§ Exercise directions:
Below is a listing; copy all of it exactly.

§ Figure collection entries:

====

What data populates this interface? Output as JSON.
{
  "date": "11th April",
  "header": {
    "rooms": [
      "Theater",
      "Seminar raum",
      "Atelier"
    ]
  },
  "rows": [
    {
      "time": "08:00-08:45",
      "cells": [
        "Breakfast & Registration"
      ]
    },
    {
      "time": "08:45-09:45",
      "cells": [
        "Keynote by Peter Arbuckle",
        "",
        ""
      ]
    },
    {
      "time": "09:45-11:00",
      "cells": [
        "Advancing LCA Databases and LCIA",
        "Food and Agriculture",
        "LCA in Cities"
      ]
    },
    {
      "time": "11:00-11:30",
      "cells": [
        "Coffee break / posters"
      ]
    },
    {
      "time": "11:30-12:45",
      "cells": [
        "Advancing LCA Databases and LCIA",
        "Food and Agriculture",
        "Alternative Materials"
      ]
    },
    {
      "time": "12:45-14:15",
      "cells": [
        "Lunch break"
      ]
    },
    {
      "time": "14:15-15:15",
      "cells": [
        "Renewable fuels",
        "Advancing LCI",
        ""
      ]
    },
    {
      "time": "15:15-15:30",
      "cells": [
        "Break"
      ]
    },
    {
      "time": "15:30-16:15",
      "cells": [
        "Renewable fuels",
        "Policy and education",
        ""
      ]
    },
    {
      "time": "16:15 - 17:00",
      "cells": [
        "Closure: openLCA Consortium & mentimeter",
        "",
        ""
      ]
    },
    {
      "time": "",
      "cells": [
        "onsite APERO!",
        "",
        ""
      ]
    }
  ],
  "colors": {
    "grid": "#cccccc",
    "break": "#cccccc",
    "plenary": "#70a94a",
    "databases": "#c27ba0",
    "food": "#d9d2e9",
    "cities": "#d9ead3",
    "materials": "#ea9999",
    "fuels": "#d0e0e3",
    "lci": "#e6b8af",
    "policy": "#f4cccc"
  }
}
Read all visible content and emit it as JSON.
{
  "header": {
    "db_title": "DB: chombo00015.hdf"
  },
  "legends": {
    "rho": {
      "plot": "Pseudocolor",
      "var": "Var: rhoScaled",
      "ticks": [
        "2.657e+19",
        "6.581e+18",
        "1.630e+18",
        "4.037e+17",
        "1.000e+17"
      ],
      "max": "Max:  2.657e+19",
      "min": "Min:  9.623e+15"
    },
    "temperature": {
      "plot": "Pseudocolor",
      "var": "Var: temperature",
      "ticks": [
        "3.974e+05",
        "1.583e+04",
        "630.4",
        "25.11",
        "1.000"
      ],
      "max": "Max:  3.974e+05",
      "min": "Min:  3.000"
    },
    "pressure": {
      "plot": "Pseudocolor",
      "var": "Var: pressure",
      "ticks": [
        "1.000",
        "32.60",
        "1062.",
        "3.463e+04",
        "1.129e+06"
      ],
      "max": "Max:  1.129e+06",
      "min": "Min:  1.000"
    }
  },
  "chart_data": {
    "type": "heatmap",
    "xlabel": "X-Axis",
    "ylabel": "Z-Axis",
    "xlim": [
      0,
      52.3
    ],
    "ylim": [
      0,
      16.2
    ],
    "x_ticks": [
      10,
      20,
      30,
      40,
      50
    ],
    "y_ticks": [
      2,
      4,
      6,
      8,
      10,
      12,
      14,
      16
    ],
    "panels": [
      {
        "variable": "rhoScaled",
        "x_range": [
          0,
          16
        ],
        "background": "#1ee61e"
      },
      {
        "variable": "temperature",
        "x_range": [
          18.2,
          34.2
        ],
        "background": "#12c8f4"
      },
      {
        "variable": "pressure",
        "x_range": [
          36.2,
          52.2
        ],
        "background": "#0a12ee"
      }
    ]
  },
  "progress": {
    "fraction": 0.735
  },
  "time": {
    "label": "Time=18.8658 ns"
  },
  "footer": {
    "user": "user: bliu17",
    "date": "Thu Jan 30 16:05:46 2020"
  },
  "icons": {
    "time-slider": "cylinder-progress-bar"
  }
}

====

§ The completed task:
What data populates this interface? Output as JSON.
{
  "date": "11th April",
  "header": {
    "rooms": [
      "Theater",
      "Seminar raum",
      "Atelier"
    ]
  },
  "rows": [
    {
      "time": "08:00-08:45",
      "cells": [
        "Breakfast & Registration"
      ]
    },
    {
      "time": "08:45-09:45",
      "cells": [
        "Keynote by Peter Arbuckle",
        "",
        ""
      ]
    },
    {
      "time": "09:45-11:00",
      "cells": [
        "Advancing LCA Databases and LCIA",
        "Food and Agriculture",
        "LCA in Cities"
      ]
    },
    {
      "time": "11:00-11:30",
      "cells": [
        "Coffee break / posters"
      ]
    },
    {
      "time": "11:30-12:45",
      "cells": [
        "Advancing LCA Databases and LCIA",
        "Food and Agriculture",
        "Alternative Materials"
      ]
    },
    {
      "time": "12:45-14:15",
      "cells": [
        "Lunch break"
      ]
    },
    {
      "time": "14:15-15:15",
      "cells": [
        "Renewable fuels",
        "Advancing LCI",
        ""
      ]
    },
    {
      "time": "15:15-15:30",
      "cells": [
        "Break"
      ]
    },
    {
      "time": "15:30-16:15",
      "cells": [
        "Renewable fuels",
        "Policy and education",
        ""
      ]
    },
    {
      "time": "16:15 - 17:00",
      "cells": [
        "Closure: openLCA Consortium & mentimeter",
        "",
        ""
      ]
    },
    {
      "time": "",
      "cells": [
        "onsite APERO!",
        "",
        ""
      ]
    }
  ],
  "colors": {
    "grid": "#cccccc",
    "break": "#cccccc",
    "plenary": "#70a94a",
    "databases": "#c27ba0",
    "food": "#d9d2e9",
    "cities": "#d9ead3",
    "materials": "#ea9999",
    "fuels": "#d0e0e3",
    "lci": "#e6b8af",
    "policy": "#f4cccc"
  }
}
Read all visible content and emit it as JSON.
{
  "header": {
    "db_title": "DB: chombo00015.hdf"
  },
  "legends": {
    "rho": {
      "plot": "Pseudocolor",
      "var": "Var: rhoScaled",
      "ticks": [
        "2.657e+19",
        "6.581e+18",
        "1.630e+18",
        "4.037e+17",
        "1.000e+17"
      ],
      "max": "Max:  2.657e+19",
      "min": "Min:  9.623e+15"
    },
    "temperature": {
      "plot": "Pseudocolor",
      "var": "Var: temperature",
      "ticks": [
        "3.974e+05",
        "1.583e+04",
        "630.4",
        "25.11",
        "1.000"
      ],
      "max": "Max:  3.974e+05",
      "min": "Min:  3.000"
    },
    "pressure": {
      "plot": "Pseudocolor",
      "var": "Var: pressure",
      "ticks": [
        "1.000",
        "32.60",
        "1062.",
        "3.463e+04",
        "1.129e+06"
      ],
      "max": "Max:  1.129e+06",
      "min": "Min:  1.000"
    }
  },
  "chart_data": {
    "type": "heatmap",
    "xlabel": "X-Axis",
    "ylabel": "Z-Axis",
    "xlim": [
      0,
      52.3
    ],
    "ylim": [
      0,
      16.2
    ],
    "x_ticks": [
      10,
      20,
      30,
      40,
      50
    ],
    "y_ticks": [
      2,
      4,
      6,
      8,
      10,
      12,
      14,
      16
    ],
    "panels": [
      {
        "variable": "rhoScaled",
        "x_range": [
          0,
          16
        ],
        "background": "#1ee61e"
      },
      {
        "variable": "temperature",
        "x_range": [
          18.2,
          34.2
        ],
        "background": "#12c8f4"
      },
      {
        "variable": "pressure",
        "x_range": [
          36.2,
          52.2
        ],
        "background": "#0a12ee"
      }
    ]
  },
  "progress": {
    "fraction": 0.735
  },
  "time": {
    "label": "Time=18.8658 ns"
  },
  "footer": {
    "user": "user: bliu17",
    "date": "Thu Jan 30 16:05:46 2020"
  },
  "icons": {
    "time-slider": "cylinder-progress-bar"
  }
}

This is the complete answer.